- YOUR OBJECTIVE
Type out the records that follow, exactly as given.

- EXTRACTED MATERIAL
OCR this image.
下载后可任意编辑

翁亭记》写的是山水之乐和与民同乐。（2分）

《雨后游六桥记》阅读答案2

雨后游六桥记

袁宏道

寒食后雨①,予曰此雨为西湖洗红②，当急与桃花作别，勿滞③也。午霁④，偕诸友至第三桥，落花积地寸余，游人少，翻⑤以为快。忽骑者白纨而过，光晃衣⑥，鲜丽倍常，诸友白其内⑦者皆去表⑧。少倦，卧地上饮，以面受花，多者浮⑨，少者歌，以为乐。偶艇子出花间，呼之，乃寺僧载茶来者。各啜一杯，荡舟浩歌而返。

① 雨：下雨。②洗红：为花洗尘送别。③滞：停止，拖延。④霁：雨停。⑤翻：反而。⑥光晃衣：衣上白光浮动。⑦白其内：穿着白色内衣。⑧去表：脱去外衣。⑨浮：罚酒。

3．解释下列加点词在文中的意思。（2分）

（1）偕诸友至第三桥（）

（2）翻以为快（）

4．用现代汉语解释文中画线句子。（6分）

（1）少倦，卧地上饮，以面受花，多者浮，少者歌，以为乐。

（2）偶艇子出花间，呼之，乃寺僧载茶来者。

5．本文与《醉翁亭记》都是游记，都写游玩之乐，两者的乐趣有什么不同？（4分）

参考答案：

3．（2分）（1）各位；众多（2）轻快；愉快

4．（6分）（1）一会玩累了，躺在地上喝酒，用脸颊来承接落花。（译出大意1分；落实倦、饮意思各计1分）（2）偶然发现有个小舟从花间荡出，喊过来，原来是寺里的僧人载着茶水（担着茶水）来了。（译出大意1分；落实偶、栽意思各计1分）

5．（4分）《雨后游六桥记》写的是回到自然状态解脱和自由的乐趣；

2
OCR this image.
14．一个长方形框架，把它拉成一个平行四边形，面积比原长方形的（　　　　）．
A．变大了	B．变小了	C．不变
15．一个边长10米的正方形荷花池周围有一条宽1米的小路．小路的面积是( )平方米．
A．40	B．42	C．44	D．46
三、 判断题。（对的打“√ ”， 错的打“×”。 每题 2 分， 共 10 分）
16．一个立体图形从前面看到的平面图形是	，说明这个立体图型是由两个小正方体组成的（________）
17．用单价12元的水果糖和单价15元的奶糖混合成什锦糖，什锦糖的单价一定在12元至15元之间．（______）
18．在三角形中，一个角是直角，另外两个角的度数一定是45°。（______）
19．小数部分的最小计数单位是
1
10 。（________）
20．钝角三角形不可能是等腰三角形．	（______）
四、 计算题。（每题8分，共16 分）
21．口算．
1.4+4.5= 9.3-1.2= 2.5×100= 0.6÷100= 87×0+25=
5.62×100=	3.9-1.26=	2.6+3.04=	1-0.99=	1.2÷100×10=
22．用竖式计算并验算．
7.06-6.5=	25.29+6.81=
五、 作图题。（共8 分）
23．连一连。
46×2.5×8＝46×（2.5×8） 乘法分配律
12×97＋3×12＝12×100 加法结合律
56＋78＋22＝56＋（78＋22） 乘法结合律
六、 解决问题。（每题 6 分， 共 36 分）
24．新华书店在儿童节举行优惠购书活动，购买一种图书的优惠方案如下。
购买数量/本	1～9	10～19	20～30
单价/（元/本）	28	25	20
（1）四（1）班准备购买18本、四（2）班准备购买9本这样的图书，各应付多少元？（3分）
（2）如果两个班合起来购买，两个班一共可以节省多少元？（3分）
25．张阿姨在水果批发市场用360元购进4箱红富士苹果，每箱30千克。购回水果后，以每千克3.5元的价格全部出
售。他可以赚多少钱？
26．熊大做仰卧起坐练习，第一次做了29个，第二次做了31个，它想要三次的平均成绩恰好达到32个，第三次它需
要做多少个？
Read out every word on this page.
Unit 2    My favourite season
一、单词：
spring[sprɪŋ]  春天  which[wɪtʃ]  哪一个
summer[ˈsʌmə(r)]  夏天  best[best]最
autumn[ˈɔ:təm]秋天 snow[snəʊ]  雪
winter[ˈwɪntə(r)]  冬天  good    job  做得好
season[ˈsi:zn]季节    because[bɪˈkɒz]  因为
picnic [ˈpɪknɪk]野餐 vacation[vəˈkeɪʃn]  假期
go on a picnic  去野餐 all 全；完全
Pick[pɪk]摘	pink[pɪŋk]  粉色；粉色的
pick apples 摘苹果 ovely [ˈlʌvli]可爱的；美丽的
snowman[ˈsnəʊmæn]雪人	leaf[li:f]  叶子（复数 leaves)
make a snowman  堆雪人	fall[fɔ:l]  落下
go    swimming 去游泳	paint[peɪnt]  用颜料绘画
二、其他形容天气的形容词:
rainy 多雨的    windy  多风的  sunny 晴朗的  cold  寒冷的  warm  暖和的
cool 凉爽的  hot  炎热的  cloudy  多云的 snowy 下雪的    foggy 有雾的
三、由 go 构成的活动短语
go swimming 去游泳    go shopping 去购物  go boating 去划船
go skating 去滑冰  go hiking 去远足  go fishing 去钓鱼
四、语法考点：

- FINISHED ANSWER
OCR this image.
下载后可任意编辑

翁亭记》写的是山水之乐和与民同乐。（2分）

《雨后游六桥记》阅读答案2

雨后游六桥记

袁宏道

寒食后雨①,予曰此雨为西湖洗红②，当急与桃花作别，勿滞③也。午霁④，偕诸友至第三桥，落花积地寸余，游人少，翻⑤以为快。忽骑者白纨而过，光晃衣⑥，鲜丽倍常，诸友白其内⑦者皆去表⑧。少倦，卧地上饮，以面受花，多者浮⑨，少者歌，以为乐。偶艇子出花间，呼之，乃寺僧载茶来者。各啜一杯，荡舟浩歌而返。

① 雨：下雨。②洗红：为花洗尘送别。③滞：停止，拖延。④霁：雨停。⑤翻：反而。⑥光晃衣：衣上白光浮动。⑦白其内：穿着白色内衣。⑧去表：脱去外衣。⑨浮：罚酒。

3．解释下列加点词在文中的意思。（2分）

（1）偕诸友至第三桥（）

（2）翻以为快（）

4．用现代汉语解释文中画线句子。（6分）

（1）少倦，卧地上饮，以面受花，多者浮，少者歌，以为乐。

（2）偶艇子出花间，呼之，乃寺僧载茶来者。

5．本文与《醉翁亭记》都是游记，都写游玩之乐，两者的乐趣有什么不同？（4分）

参考答案：

3．（2分）（1）各位；众多（2）轻快；愉快

4．（6分）（1）一会玩累了，躺在地上喝酒，用脸颊来承接落花。（译出大意1分；落实倦、饮意思各计1分）（2）偶然发现有个小舟从花间荡出，喊过来，原来是寺里的僧人载着茶水（担着茶水）来了。（译出大意1分；落实偶、栽意思各计1分）

5．（4分）《雨后游六桥记》写的是回到自然状态解脱和自由的乐趣；

2
OCR this image.
14．一个长方形框架，把它拉成一个平行四边形，面积比原长方形的（　　　　）．
A．变大了	B．变小了	C．不变
15．一个边长10米的正方形荷花池周围有一条宽1米的小路．小路的面积是( )平方米．
A．40	B．42	C．44	D．46
三、 判断题。（对的打“√ ”， 错的打“×”。 每题 2 分， 共 10 分）
16．一个立体图形从前面看到的平面图形是	，说明这个立体图型是由两个小正方体组成的（________）
17．用单价12元的水果糖和单价15元的奶糖混合成什锦糖，什锦糖的单价一定在12元至15元之间．（______）
18．在三角形中，一个角是直角，另外两个角的度数一定是45°。（______）
19．小数部分的最小计数单位是
1
10 。（________）
20．钝角三角形不可能是等腰三角形．	（______）
四、 计算题。（每题8分，共16 分）
21．口算．
1.4+4.5= 9.3-1.2= 2.5×100= 0.6÷100= 87×0+25=
5.62×100=	3.9-1.26=	2.6+3.04=	1-0.99=	1.2÷100×10=
22．用竖式计算并验算．
7.06-6.5=	25.29+6.81=
五、 作图题。（共8 分）
23．连一连。
46×2.5×8＝46×（2.5×8） 乘法分配律
12×97＋3×12＝12×100 加法结合律
56＋78＋22＝56＋（78＋22） 乘法结合律
六、 解决问题。（每题 6 分， 共 36 分）
24．新华书店在儿童节举行优惠购书活动，购买一种图书的优惠方案如下。
购买数量/本	1～9	10～19	20～30
单价/（元/本）	28	25	20
（1）四（1）班准备购买18本、四（2）班准备购买9本这样的图书，各应付多少元？（3分）
（2）如果两个班合起来购买，两个班一共可以节省多少元？（3分）
25．张阿姨在水果批发市场用360元购进4箱红富士苹果，每箱30千克。购回水果后，以每千克3.5元的价格全部出
售。他可以赚多少钱？
26．熊大做仰卧起坐练习，第一次做了29个，第二次做了31个，它想要三次的平均成绩恰好达到32个，第三次它需
要做多少个？
Read out every word on this page.
Unit 2    My favourite season
一、单词：
spring[sprɪŋ]  春天  which[wɪtʃ]  哪一个
summer[ˈsʌmə(r)]  夏天  best[best]最
autumn[ˈɔ:təm]秋天 snow[snəʊ]  雪
winter[ˈwɪntə(r)]  冬天  good    job  做得好
season[ˈsi:zn]季节    because[bɪˈkɒz]  因为
picnic [ˈpɪknɪk]野餐 vacation[vəˈkeɪʃn]  假期
go on a picnic  去野餐 all 全；完全
Pick[pɪk]摘	pink[pɪŋk]  粉色；粉色的
pick apples 摘苹果 ovely [ˈlʌvli]可爱的；美丽的
snowman[ˈsnəʊmæn]雪人	leaf[li:f]  叶子（复数 leaves)
make a snowman  堆雪人	fall[fɔ:l]  落下
go    swimming 去游泳	paint[peɪnt]  用颜料绘画
二、其他形容天气的形容词:
rainy 多雨的    windy  多风的  sunny 晴朗的  cold  寒冷的  warm  暖和的
cool 凉爽的  hot  炎热的  cloudy  多云的 snowy 下雪的    foggy 有雾的
三、由 go 构成的活动短语
go swimming 去游泳    go shopping 去购物  go boating 去划船
go skating 去滑冰  go hiking 去远足  go fishing 去钓鱼
四、语法考点：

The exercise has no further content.